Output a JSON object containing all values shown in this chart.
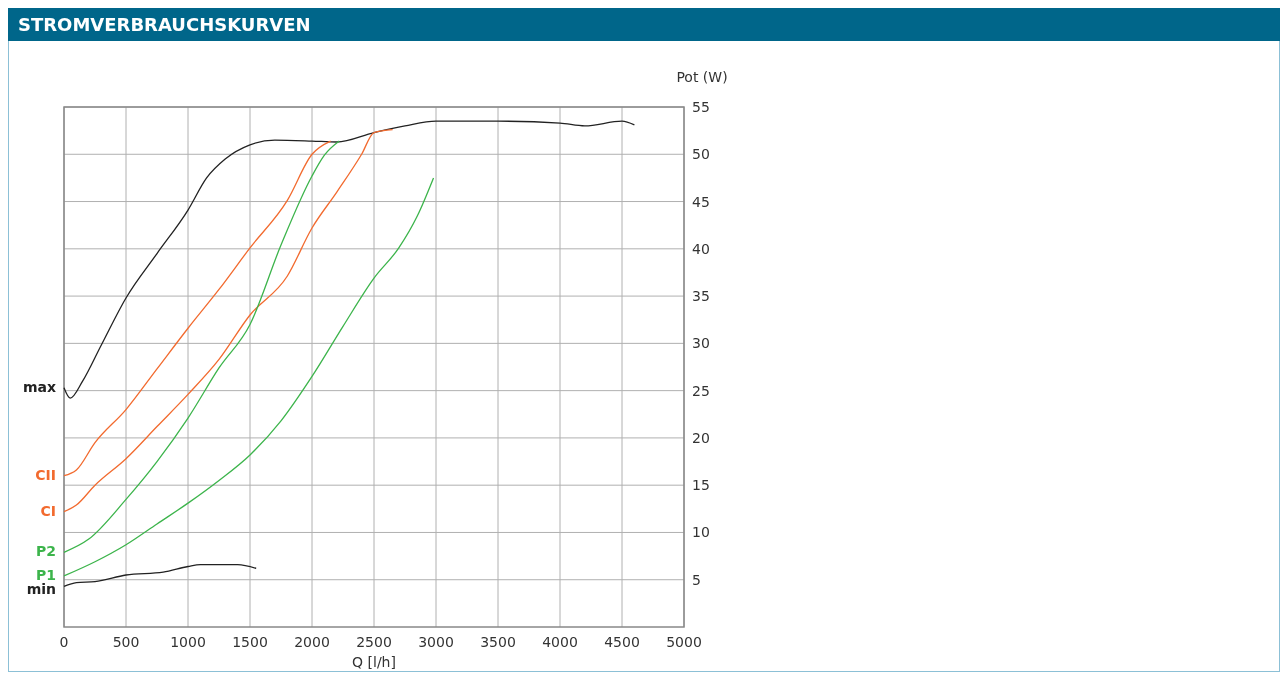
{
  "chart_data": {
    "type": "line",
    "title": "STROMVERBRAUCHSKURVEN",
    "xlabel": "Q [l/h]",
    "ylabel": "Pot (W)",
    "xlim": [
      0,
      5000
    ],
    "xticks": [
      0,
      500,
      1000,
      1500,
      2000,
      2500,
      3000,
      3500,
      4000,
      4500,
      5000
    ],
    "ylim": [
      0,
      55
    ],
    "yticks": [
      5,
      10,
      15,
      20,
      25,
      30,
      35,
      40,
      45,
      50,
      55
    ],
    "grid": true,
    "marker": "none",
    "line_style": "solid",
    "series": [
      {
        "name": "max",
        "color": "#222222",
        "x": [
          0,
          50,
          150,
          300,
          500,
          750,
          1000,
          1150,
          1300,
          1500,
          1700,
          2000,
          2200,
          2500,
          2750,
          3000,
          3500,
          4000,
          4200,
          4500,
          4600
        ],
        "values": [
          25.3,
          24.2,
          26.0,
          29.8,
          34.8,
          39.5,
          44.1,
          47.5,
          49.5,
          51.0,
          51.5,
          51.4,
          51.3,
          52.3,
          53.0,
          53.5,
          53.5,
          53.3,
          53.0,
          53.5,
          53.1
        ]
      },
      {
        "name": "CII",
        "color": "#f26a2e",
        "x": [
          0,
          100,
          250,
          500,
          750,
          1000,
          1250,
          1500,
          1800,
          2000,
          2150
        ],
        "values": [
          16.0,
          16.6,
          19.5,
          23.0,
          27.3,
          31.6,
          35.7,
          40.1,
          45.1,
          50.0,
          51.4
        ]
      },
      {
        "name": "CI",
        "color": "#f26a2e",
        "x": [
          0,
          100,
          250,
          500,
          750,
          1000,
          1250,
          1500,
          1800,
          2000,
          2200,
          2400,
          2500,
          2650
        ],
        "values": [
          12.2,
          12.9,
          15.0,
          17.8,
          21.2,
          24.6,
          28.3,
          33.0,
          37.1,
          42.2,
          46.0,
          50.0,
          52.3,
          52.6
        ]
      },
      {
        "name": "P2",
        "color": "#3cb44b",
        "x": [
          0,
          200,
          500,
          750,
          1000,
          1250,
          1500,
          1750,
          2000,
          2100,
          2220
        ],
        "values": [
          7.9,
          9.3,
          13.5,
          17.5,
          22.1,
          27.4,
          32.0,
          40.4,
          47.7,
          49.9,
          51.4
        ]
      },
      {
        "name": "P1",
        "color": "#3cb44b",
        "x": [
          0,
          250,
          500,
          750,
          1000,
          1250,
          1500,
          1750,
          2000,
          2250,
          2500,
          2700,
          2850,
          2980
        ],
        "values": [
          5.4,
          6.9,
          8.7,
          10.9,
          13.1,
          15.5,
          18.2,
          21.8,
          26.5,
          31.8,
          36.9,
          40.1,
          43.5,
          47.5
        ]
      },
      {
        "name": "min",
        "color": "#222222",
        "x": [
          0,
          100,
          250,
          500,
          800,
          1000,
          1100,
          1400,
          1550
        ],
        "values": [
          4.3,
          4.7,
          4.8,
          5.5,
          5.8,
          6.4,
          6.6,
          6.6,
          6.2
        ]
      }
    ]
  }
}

------------

* [Exercise description]
Return the listing above unchanged, apart from dropping its pictures.

* [Reply to the exercise]
Output a JSON object containing all values shown in this chart.
{
  "chart_data": {
    "type": "line",
    "title": "STROMVERBRAUCHSKURVEN",
    "xlabel": "Q [l/h]",
    "ylabel": "Pot (W)",
    "xlim": [
      0,
      5000
    ],
    "xticks": [
      0,
      500,
      1000,
      1500,
      2000,
      2500,
      3000,
      3500,
      4000,
      4500,
      5000
    ],
    "ylim": [
      0,
      55
    ],
    "yticks": [
      5,
      10,
      15,
      20,
      25,
      30,
      35,
      40,
      45,
      50,
      55
    ],
    "grid": true,
    "marker": "none",
    "line_style": "solid",
    "series": [
      {
        "name": "max",
        "color": "#222222",
        "x": [
          0,
          50,
          150,
          300,
          500,
          750,
          1000,
          1150,
          1300,
          1500,
          1700,
          2000,
          2200,
          2500,
          2750,
          3000,
          3500,
          4000,
          4200,
          4500,
          4600
        ],
        "values": [
          25.3,
          24.2,
          26.0,
          29.8,
          34.8,
          39.5,
          44.1,
          47.5,
          49.5,
          51.0,
          51.5,
          51.4,
          51.3,
          52.3,
          53.0,
          53.5,
          53.5,
          53.3,
          53.0,
          53.5,
          53.1
        ]
      },
      {
        "name": "CII",
        "color": "#f26a2e",
        "x": [
          0,
          100,
          250,
          500,
          750,
          1000,
          1250,
          1500,
          1800,
          2000,
          2150
        ],
        "values": [
          16.0,
          16.6,
          19.5,
          23.0,
          27.3,
          31.6,
          35.7,
          40.1,
          45.1,
          50.0,
          51.4
        ]
      },
      {
        "name": "CI",
        "color": "#f26a2e",
        "x": [
          0,
          100,
          250,
          500,
          750,
          1000,
          1250,
          1500,
          1800,
          2000,
          2200,
          2400,
          2500,
          2650
        ],
        "values": [
          12.2,
          12.9,
          15.0,
          17.8,
          21.2,
          24.6,
          28.3,
          33.0,
          37.1,
          42.2,
          46.0,
          50.0,
          52.3,
          52.6
        ]
      },
      {
        "name": "P2",
        "color": "#3cb44b",
        "x": [
          0,
          200,
          500,
          750,
          1000,
          1250,
          1500,
          1750,
          2000,
          2100,
          2220
        ],
        "values": [
          7.9,
          9.3,
          13.5,
          17.5,
          22.1,
          27.4,
          32.0,
          40.4,
          47.7,
          49.9,
          51.4
        ]
      },
      {
        "name": "P1",
        "color": "#3cb44b",
        "x": [
          0,
          250,
          500,
          750,
          1000,
          1250,
          1500,
          1750,
          2000,
          2250,
          2500,
          2700,
          2850,
          2980
        ],
        "values": [
          5.4,
          6.9,
          8.7,
          10.9,
          13.1,
          15.5,
          18.2,
          21.8,
          26.5,
          31.8,
          36.9,
          40.1,
          43.5,
          47.5
        ]
      },
      {
        "name": "min",
        "color": "#222222",
        "x": [
          0,
          100,
          250,
          500,
          800,
          1000,
          1100,
          1400,
          1550
        ],
        "values": [
          4.3,
          4.7,
          4.8,
          5.5,
          5.8,
          6.4,
          6.6,
          6.6,
          6.2
        ]
      }
    ]
  }
}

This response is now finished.